━━━━━ DATA SHOWN

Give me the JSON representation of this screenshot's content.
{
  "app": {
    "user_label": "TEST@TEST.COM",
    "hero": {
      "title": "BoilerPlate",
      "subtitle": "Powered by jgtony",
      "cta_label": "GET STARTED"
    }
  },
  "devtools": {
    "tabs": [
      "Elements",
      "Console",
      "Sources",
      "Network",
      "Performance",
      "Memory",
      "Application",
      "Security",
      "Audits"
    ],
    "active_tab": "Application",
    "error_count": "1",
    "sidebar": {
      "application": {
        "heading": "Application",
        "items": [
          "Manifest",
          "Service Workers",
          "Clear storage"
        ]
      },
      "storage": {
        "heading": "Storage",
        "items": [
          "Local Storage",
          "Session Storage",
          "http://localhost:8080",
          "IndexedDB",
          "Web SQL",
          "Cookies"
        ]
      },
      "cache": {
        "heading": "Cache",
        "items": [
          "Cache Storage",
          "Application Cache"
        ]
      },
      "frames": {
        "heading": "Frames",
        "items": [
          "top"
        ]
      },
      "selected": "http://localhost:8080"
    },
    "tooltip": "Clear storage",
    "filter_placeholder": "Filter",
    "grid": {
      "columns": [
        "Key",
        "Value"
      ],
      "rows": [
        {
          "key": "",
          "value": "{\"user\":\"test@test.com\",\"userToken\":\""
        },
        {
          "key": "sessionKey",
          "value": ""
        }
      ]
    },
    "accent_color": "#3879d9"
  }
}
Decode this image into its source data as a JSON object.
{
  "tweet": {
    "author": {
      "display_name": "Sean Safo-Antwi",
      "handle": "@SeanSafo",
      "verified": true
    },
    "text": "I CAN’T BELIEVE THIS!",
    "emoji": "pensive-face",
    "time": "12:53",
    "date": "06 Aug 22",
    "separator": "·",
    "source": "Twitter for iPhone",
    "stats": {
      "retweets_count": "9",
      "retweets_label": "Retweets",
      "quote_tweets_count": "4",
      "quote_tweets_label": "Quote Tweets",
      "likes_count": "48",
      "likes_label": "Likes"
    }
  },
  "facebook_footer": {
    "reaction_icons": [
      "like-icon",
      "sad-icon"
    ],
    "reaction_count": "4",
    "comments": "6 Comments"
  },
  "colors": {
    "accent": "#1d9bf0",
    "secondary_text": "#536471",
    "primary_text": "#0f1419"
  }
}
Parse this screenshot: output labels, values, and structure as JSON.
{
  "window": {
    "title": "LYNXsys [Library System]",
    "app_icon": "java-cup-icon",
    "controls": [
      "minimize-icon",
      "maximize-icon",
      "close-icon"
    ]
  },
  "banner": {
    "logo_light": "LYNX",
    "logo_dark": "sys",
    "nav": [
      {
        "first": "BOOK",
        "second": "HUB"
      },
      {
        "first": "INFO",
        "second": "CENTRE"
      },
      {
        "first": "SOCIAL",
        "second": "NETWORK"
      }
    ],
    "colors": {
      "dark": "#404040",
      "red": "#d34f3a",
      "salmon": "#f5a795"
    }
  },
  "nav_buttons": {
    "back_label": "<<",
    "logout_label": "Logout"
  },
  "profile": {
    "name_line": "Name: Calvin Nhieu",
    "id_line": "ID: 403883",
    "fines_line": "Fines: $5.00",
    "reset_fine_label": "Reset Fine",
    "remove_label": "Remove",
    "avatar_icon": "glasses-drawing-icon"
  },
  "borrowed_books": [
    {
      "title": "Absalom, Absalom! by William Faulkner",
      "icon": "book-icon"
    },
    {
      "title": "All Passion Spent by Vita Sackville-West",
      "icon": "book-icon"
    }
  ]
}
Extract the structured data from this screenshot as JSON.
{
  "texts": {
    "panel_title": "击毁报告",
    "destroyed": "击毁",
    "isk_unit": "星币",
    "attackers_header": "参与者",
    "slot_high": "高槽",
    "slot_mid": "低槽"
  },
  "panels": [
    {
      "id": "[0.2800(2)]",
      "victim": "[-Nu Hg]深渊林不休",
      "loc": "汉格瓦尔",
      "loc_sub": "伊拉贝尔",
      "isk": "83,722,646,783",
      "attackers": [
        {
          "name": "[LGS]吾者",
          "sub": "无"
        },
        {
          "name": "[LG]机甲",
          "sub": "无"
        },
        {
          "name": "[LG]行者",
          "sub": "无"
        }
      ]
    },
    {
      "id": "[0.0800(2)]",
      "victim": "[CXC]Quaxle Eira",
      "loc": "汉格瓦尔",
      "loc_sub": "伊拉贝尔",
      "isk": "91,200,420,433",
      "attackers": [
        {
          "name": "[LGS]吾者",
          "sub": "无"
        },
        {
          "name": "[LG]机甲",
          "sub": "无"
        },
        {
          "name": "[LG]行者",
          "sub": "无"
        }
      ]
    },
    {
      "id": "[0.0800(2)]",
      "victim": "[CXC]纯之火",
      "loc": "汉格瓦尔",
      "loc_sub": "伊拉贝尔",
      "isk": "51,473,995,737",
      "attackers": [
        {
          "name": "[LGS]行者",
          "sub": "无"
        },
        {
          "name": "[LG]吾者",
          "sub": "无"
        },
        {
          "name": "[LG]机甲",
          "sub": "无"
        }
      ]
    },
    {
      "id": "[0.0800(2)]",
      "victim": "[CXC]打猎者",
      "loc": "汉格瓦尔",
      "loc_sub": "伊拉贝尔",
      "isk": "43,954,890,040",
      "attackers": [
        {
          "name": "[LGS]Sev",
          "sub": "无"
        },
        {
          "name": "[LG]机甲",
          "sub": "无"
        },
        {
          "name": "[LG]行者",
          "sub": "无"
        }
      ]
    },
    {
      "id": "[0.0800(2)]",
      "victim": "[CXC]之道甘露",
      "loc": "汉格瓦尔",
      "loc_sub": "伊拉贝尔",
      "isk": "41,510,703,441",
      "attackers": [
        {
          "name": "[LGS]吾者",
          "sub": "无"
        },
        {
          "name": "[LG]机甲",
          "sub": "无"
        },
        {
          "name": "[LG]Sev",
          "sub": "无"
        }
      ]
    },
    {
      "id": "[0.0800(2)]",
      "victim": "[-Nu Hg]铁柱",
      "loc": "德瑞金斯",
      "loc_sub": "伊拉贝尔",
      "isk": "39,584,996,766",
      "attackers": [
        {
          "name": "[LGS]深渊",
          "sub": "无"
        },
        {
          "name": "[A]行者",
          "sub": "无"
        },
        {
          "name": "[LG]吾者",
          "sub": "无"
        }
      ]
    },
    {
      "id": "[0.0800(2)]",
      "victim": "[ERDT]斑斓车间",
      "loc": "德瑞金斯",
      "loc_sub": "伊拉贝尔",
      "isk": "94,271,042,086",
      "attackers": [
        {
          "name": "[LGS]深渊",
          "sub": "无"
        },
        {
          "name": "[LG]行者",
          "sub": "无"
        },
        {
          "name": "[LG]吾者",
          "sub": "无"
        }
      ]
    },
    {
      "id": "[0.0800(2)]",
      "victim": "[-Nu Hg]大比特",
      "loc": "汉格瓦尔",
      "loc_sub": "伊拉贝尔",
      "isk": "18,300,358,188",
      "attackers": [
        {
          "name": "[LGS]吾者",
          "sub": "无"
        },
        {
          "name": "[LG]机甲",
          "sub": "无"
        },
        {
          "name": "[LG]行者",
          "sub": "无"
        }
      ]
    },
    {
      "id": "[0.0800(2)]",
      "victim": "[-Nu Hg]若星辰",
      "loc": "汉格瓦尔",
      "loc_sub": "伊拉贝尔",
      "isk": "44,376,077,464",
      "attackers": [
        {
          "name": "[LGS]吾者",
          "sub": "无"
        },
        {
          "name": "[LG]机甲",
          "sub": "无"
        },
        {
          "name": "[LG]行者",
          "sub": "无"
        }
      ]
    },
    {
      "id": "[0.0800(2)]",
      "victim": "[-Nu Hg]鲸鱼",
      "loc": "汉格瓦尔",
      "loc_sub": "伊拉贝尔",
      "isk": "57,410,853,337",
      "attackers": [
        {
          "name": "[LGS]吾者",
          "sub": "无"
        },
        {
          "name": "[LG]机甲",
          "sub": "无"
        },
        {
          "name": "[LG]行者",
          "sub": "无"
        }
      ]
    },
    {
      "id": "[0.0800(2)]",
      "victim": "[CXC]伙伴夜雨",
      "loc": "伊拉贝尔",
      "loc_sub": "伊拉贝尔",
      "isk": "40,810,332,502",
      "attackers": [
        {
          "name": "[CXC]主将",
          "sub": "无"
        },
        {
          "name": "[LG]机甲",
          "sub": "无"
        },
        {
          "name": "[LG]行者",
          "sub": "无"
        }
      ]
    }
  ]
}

━━━━━━━━━━

_GOAL OF THE EXERCISE_
Show the lines of the data that hold the word "http".

_EXERCISE RESULT_
          "http://localhost:8080",
      "selected": "http://localhost:8080"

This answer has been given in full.